>> START

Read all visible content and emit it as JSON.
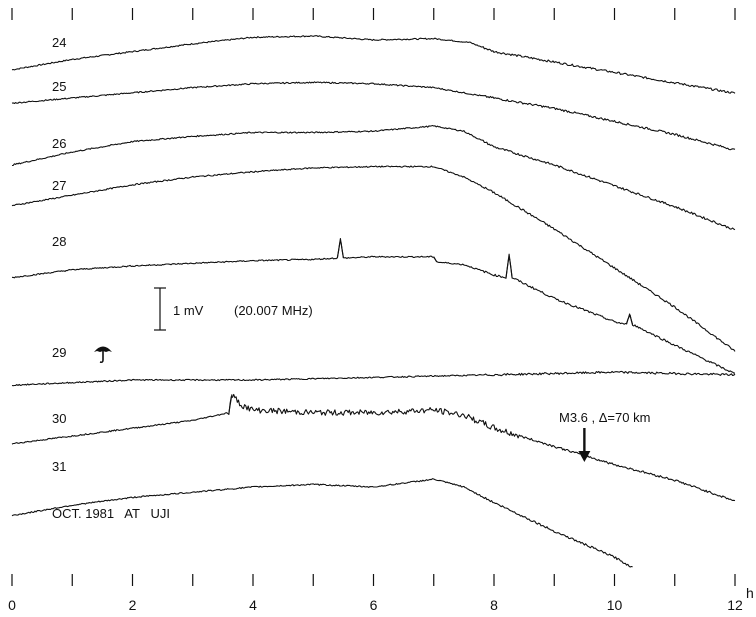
{
  "chart_data": {
    "type": "line",
    "title": "",
    "xlabel": "",
    "ylabel": "",
    "x_unit": "h",
    "xlim": [
      0,
      12
    ],
    "x_ticks": [
      0,
      1,
      2,
      3,
      4,
      5,
      6,
      7,
      8,
      9,
      10,
      11,
      12
    ],
    "x_tick_labels": [
      "0",
      "2",
      "4",
      "6",
      "8",
      "10",
      "12"
    ],
    "grid": false,
    "scale_bar": {
      "label": "1 mV",
      "frequency": "(20.007 MHz)"
    },
    "caption": "OCT. 1981   AT   UJI",
    "weather_symbol": {
      "day": "29",
      "icon": "umbrella-icon"
    },
    "annotation": {
      "text": "M3.6 , Δ=70 km",
      "x": 9.5
    },
    "series": [
      {
        "name": "24",
        "offset": 0,
        "x": [
          0,
          1,
          2,
          3,
          4,
          5,
          6,
          7,
          7.6,
          8,
          9,
          10,
          11,
          12
        ],
        "values": [
          -0.3,
          0.1,
          0.4,
          0.7,
          0.95,
          1.0,
          0.85,
          0.9,
          0.75,
          0.4,
          0.0,
          -0.4,
          -0.8,
          -1.2
        ]
      },
      {
        "name": "25",
        "offset": 0,
        "x": [
          0,
          1,
          2,
          3,
          4,
          5,
          6,
          7,
          8,
          9,
          10,
          11,
          12
        ],
        "values": [
          -0.2,
          0.0,
          0.2,
          0.4,
          0.55,
          0.6,
          0.55,
          0.4,
          0.0,
          -0.4,
          -0.9,
          -1.4,
          -2.0
        ]
      },
      {
        "name": "26",
        "offset": 0,
        "x": [
          0,
          1,
          2,
          3,
          4,
          5,
          6,
          7,
          7.5,
          8,
          9,
          10,
          11,
          12
        ],
        "values": [
          -0.5,
          0.0,
          0.4,
          0.6,
          0.75,
          0.75,
          0.8,
          1.0,
          0.8,
          0.2,
          -0.5,
          -1.3,
          -2.1,
          -3.0
        ]
      },
      {
        "name": "27",
        "offset": 0,
        "x": [
          0,
          1,
          2,
          3,
          4,
          5,
          6,
          7,
          7.5,
          8,
          9,
          10,
          11,
          12
        ],
        "values": [
          -0.6,
          -0.2,
          0.2,
          0.5,
          0.7,
          0.85,
          0.9,
          0.9,
          0.5,
          -0.1,
          -1.5,
          -3.0,
          -4.5,
          -6.2
        ]
      },
      {
        "name": "28",
        "offset": 0,
        "x": [
          0,
          1,
          2,
          3,
          4,
          5,
          5.4,
          5.45,
          5.5,
          6,
          7,
          7.05,
          7.5,
          8,
          8.2,
          8.25,
          8.3,
          9,
          10,
          10.2,
          10.25,
          10.3,
          11,
          12
        ],
        "values": [
          -0.6,
          -0.3,
          -0.15,
          -0.05,
          0.05,
          0.1,
          0.15,
          0.9,
          0.15,
          0.2,
          0.2,
          0.0,
          -0.1,
          -0.5,
          -0.6,
          0.3,
          -0.6,
          -1.4,
          -2.3,
          -2.4,
          -2.0,
          -2.4,
          -3.2,
          -4.3
        ]
      },
      {
        "name": "29",
        "offset": 0,
        "x": [
          0,
          2,
          4,
          6,
          8,
          10,
          12
        ],
        "values": [
          -0.2,
          0.0,
          0.0,
          0.1,
          0.2,
          0.3,
          0.2
        ]
      },
      {
        "name": "30",
        "offset": 0,
        "x": [
          0,
          1,
          2,
          3,
          3.6,
          3.65,
          3.8,
          4,
          5,
          6,
          7,
          7.5,
          8,
          9,
          10,
          11,
          12
        ],
        "values": [
          -0.3,
          0.0,
          0.3,
          0.6,
          0.9,
          1.6,
          1.2,
          1.0,
          0.9,
          0.9,
          1.0,
          0.8,
          0.3,
          -0.4,
          -1.1,
          -1.7,
          -2.5
        ]
      },
      {
        "name": "31",
        "offset": 0,
        "x": [
          0,
          1,
          2,
          3,
          4,
          5,
          6,
          7,
          7.5,
          8,
          9,
          10,
          10.3
        ],
        "values": [
          -0.6,
          -0.2,
          0.1,
          0.3,
          0.5,
          0.6,
          0.5,
          0.8,
          0.5,
          -0.1,
          -1.2,
          -2.2,
          -2.6
        ]
      }
    ]
  }
}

>> END

_Task description:_ Produce an exact copy of each line of data, skipping embedded images.

_Output for this exercise:_
Read all visible content and emit it as JSON.
{
  "chart_data": {
    "type": "line",
    "title": "",
    "xlabel": "",
    "ylabel": "",
    "x_unit": "h",
    "xlim": [
      0,
      12
    ],
    "x_ticks": [
      0,
      1,
      2,
      3,
      4,
      5,
      6,
      7,
      8,
      9,
      10,
      11,
      12
    ],
    "x_tick_labels": [
      "0",
      "2",
      "4",
      "6",
      "8",
      "10",
      "12"
    ],
    "grid": false,
    "scale_bar": {
      "label": "1 mV",
      "frequency": "(20.007 MHz)"
    },
    "caption": "OCT. 1981   AT   UJI",
    "weather_symbol": {
      "day": "29",
      "icon": "umbrella-icon"
    },
    "annotation": {
      "text": "M3.6 , Δ=70 km",
      "x": 9.5
    },
    "series": [
      {
        "name": "24",
        "offset": 0,
        "x": [
          0,
          1,
          2,
          3,
          4,
          5,
          6,
          7,
          7.6,
          8,
          9,
          10,
          11,
          12
        ],
        "values": [
          -0.3,
          0.1,
          0.4,
          0.7,
          0.95,
          1.0,
          0.85,
          0.9,
          0.75,
          0.4,
          0.0,
          -0.4,
          -0.8,
          -1.2
        ]
      },
      {
        "name": "25",
        "offset": 0,
        "x": [
          0,
          1,
          2,
          3,
          4,
          5,
          6,
          7,
          8,
          9,
          10,
          11,
          12
        ],
        "values": [
          -0.2,
          0.0,
          0.2,
          0.4,
          0.55,
          0.6,
          0.55,
          0.4,
          0.0,
          -0.4,
          -0.9,
          -1.4,
          -2.0
        ]
      },
      {
        "name": "26",
        "offset": 0,
        "x": [
          0,
          1,
          2,
          3,
          4,
          5,
          6,
          7,
          7.5,
          8,
          9,
          10,
          11,
          12
        ],
        "values": [
          -0.5,
          0.0,
          0.4,
          0.6,
          0.75,
          0.75,
          0.8,
          1.0,
          0.8,
          0.2,
          -0.5,
          -1.3,
          -2.1,
          -3.0
        ]
      },
      {
        "name": "27",
        "offset": 0,
        "x": [
          0,
          1,
          2,
          3,
          4,
          5,
          6,
          7,
          7.5,
          8,
          9,
          10,
          11,
          12
        ],
        "values": [
          -0.6,
          -0.2,
          0.2,
          0.5,
          0.7,
          0.85,
          0.9,
          0.9,
          0.5,
          -0.1,
          -1.5,
          -3.0,
          -4.5,
          -6.2
        ]
      },
      {
        "name": "28",
        "offset": 0,
        "x": [
          0,
          1,
          2,
          3,
          4,
          5,
          5.4,
          5.45,
          5.5,
          6,
          7,
          7.05,
          7.5,
          8,
          8.2,
          8.25,
          8.3,
          9,
          10,
          10.2,
          10.25,
          10.3,
          11,
          12
        ],
        "values": [
          -0.6,
          -0.3,
          -0.15,
          -0.05,
          0.05,
          0.1,
          0.15,
          0.9,
          0.15,
          0.2,
          0.2,
          0.0,
          -0.1,
          -0.5,
          -0.6,
          0.3,
          -0.6,
          -1.4,
          -2.3,
          -2.4,
          -2.0,
          -2.4,
          -3.2,
          -4.3
        ]
      },
      {
        "name": "29",
        "offset": 0,
        "x": [
          0,
          2,
          4,
          6,
          8,
          10,
          12
        ],
        "values": [
          -0.2,
          0.0,
          0.0,
          0.1,
          0.2,
          0.3,
          0.2
        ]
      },
      {
        "name": "30",
        "offset": 0,
        "x": [
          0,
          1,
          2,
          3,
          3.6,
          3.65,
          3.8,
          4,
          5,
          6,
          7,
          7.5,
          8,
          9,
          10,
          11,
          12
        ],
        "values": [
          -0.3,
          0.0,
          0.3,
          0.6,
          0.9,
          1.6,
          1.2,
          1.0,
          0.9,
          0.9,
          1.0,
          0.8,
          0.3,
          -0.4,
          -1.1,
          -1.7,
          -2.5
        ]
      },
      {
        "name": "31",
        "offset": 0,
        "x": [
          0,
          1,
          2,
          3,
          4,
          5,
          6,
          7,
          7.5,
          8,
          9,
          10,
          10.3
        ],
        "values": [
          -0.6,
          -0.2,
          0.1,
          0.3,
          0.5,
          0.6,
          0.5,
          0.8,
          0.5,
          -0.1,
          -1.2,
          -2.2,
          -2.6
        ]
      }
    ]
  }
}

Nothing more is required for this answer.